=== Task input ===

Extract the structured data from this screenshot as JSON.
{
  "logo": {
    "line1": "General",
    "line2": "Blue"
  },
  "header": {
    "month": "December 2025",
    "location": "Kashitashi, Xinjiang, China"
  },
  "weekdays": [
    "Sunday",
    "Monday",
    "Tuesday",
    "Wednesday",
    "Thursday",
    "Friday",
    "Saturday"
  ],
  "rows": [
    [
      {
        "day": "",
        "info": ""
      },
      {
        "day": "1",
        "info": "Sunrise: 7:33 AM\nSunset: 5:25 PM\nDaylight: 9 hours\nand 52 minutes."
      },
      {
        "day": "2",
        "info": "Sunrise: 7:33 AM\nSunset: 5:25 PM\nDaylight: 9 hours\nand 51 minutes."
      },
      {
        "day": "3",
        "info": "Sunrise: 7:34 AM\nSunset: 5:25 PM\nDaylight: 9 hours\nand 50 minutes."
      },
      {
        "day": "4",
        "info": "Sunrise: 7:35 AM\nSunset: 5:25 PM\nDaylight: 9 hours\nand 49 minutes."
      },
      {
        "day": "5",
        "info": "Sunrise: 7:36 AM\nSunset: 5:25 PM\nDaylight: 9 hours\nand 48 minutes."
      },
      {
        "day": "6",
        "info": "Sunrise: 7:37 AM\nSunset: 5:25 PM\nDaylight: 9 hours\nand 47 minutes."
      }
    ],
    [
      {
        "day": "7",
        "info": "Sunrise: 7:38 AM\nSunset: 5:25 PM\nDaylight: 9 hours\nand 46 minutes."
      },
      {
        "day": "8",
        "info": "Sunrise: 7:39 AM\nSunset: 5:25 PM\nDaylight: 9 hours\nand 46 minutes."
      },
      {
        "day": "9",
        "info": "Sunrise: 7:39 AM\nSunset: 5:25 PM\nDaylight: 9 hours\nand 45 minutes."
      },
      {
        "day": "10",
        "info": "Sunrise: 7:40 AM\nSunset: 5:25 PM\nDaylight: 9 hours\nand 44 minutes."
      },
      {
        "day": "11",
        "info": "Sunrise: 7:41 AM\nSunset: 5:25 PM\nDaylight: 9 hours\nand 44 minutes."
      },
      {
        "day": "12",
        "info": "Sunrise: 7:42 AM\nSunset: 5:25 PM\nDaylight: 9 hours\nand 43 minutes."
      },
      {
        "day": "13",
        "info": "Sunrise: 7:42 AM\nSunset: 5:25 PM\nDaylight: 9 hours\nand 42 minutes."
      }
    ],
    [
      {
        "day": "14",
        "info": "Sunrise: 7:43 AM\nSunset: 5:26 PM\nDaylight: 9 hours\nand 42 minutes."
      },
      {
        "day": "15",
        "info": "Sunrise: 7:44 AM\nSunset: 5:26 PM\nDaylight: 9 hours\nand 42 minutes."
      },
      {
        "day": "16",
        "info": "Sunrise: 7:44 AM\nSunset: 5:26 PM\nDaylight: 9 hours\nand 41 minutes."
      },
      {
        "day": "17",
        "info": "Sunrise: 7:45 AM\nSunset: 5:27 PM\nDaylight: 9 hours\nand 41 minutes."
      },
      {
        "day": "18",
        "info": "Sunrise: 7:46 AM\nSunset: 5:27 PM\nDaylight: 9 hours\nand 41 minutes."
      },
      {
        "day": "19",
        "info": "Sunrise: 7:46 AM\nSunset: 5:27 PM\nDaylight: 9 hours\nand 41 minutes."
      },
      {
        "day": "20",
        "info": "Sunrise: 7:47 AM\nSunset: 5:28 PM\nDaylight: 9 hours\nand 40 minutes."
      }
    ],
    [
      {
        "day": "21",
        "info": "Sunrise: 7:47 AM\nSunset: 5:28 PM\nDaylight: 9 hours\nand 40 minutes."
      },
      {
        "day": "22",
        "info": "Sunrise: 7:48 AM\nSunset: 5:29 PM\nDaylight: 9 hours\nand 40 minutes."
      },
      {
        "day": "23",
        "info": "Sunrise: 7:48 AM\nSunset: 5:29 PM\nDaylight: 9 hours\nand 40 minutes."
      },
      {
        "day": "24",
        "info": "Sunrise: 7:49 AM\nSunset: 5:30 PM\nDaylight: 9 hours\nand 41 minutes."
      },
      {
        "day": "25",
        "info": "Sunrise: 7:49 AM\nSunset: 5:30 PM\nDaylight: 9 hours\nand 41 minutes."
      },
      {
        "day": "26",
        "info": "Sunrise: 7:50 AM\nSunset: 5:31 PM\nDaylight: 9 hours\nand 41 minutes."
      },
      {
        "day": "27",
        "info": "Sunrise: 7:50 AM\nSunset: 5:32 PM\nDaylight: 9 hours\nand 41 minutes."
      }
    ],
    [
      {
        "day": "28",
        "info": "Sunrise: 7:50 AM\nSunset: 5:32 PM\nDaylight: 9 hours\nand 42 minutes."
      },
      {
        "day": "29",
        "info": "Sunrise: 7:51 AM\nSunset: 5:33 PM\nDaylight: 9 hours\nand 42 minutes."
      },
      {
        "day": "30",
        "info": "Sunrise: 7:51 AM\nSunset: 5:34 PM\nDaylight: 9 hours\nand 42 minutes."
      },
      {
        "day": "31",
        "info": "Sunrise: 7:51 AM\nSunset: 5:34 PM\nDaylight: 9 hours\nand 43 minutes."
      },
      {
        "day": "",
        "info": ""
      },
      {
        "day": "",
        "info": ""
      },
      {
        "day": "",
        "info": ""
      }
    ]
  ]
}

===

What to work on
Send back all of the entries exactly, with nothing missing.

Result of this task
Extract the structured data from this screenshot as JSON.
{
  "logo": {
    "line1": "General",
    "line2": "Blue"
  },
  "header": {
    "month": "December 2025",
    "location": "Kashitashi, Xinjiang, China"
  },
  "weekdays": [
    "Sunday",
    "Monday",
    "Tuesday",
    "Wednesday",
    "Thursday",
    "Friday",
    "Saturday"
  ],
  "rows": [
    [
      {
        "day": "",
        "info": ""
      },
      {
        "day": "1",
        "info": "Sunrise: 7:33 AM\nSunset: 5:25 PM\nDaylight: 9 hours\nand 52 minutes."
      },
      {
        "day": "2",
        "info": "Sunrise: 7:33 AM\nSunset: 5:25 PM\nDaylight: 9 hours\nand 51 minutes."
      },
      {
        "day": "3",
        "info": "Sunrise: 7:34 AM\nSunset: 5:25 PM\nDaylight: 9 hours\nand 50 minutes."
      },
      {
        "day": "4",
        "info": "Sunrise: 7:35 AM\nSunset: 5:25 PM\nDaylight: 9 hours\nand 49 minutes."
      },
      {
        "day": "5",
        "info": "Sunrise: 7:36 AM\nSunset: 5:25 PM\nDaylight: 9 hours\nand 48 minutes."
      },
      {
        "day": "6",
        "info": "Sunrise: 7:37 AM\nSunset: 5:25 PM\nDaylight: 9 hours\nand 47 minutes."
      }
    ],
    [
      {
        "day": "7",
        "info": "Sunrise: 7:38 AM\nSunset: 5:25 PM\nDaylight: 9 hours\nand 46 minutes."
      },
      {
        "day": "8",
        "info": "Sunrise: 7:39 AM\nSunset: 5:25 PM\nDaylight: 9 hours\nand 46 minutes."
      },
      {
        "day": "9",
        "info": "Sunrise: 7:39 AM\nSunset: 5:25 PM\nDaylight: 9 hours\nand 45 minutes."
      },
      {
        "day": "10",
        "info": "Sunrise: 7:40 AM\nSunset: 5:25 PM\nDaylight: 9 hours\nand 44 minutes."
      },
      {
        "day": "11",
        "info": "Sunrise: 7:41 AM\nSunset: 5:25 PM\nDaylight: 9 hours\nand 44 minutes."
      },
      {
        "day": "12",
        "info": "Sunrise: 7:42 AM\nSunset: 5:25 PM\nDaylight: 9 hours\nand 43 minutes."
      },
      {
        "day": "13",
        "info": "Sunrise: 7:42 AM\nSunset: 5:25 PM\nDaylight: 9 hours\nand 42 minutes."
      }
    ],
    [
      {
        "day": "14",
        "info": "Sunrise: 7:43 AM\nSunset: 5:26 PM\nDaylight: 9 hours\nand 42 minutes."
      },
      {
        "day": "15",
        "info": "Sunrise: 7:44 AM\nSunset: 5:26 PM\nDaylight: 9 hours\nand 42 minutes."
      },
      {
        "day": "16",
        "info": "Sunrise: 7:44 AM\nSunset: 5:26 PM\nDaylight: 9 hours\nand 41 minutes."
      },
      {
        "day": "17",
        "info": "Sunrise: 7:45 AM\nSunset: 5:27 PM\nDaylight: 9 hours\nand 41 minutes."
      },
      {
        "day": "18",
        "info": "Sunrise: 7:46 AM\nSunset: 5:27 PM\nDaylight: 9 hours\nand 41 minutes."
      },
      {
        "day": "19",
        "info": "Sunrise: 7:46 AM\nSunset: 5:27 PM\nDaylight: 9 hours\nand 41 minutes."
      },
      {
        "day": "20",
        "info": "Sunrise: 7:47 AM\nSunset: 5:28 PM\nDaylight: 9 hours\nand 40 minutes."
      }
    ],
    [
      {
        "day": "21",
        "info": "Sunrise: 7:47 AM\nSunset: 5:28 PM\nDaylight: 9 hours\nand 40 minutes."
      },
      {
        "day": "22",
        "info": "Sunrise: 7:48 AM\nSunset: 5:29 PM\nDaylight: 9 hours\nand 40 minutes."
      },
      {
        "day": "23",
        "info": "Sunrise: 7:48 AM\nSunset: 5:29 PM\nDaylight: 9 hours\nand 40 minutes."
      },
      {
        "day": "24",
        "info": "Sunrise: 7:49 AM\nSunset: 5:30 PM\nDaylight: 9 hours\nand 41 minutes."
      },
      {
        "day": "25",
        "info": "Sunrise: 7:49 AM\nSunset: 5:30 PM\nDaylight: 9 hours\nand 41 minutes."
      },
      {
        "day": "26",
        "info": "Sunrise: 7:50 AM\nSunset: 5:31 PM\nDaylight: 9 hours\nand 41 minutes."
      },
      {
        "day": "27",
        "info": "Sunrise: 7:50 AM\nSunset: 5:32 PM\nDaylight: 9 hours\nand 41 minutes."
      }
    ],
    [
      {
        "day": "28",
        "info": "Sunrise: 7:50 AM\nSunset: 5:32 PM\nDaylight: 9 hours\nand 42 minutes."
      },
      {
        "day": "29",
        "info": "Sunrise: 7:51 AM\nSunset: 5:33 PM\nDaylight: 9 hours\nand 42 minutes."
      },
      {
        "day": "30",
        "info": "Sunrise: 7:51 AM\nSunset: 5:34 PM\nDaylight: 9 hours\nand 42 minutes."
      },
      {
        "day": "31",
        "info": "Sunrise: 7:51 AM\nSunset: 5:34 PM\nDaylight: 9 hours\nand 43 minutes."
      },
      {
        "day": "",
        "info": ""
      },
      {
        "day": "",
        "info": ""
      },
      {
        "day": "",
        "info": ""
      }
    ]
  ]
}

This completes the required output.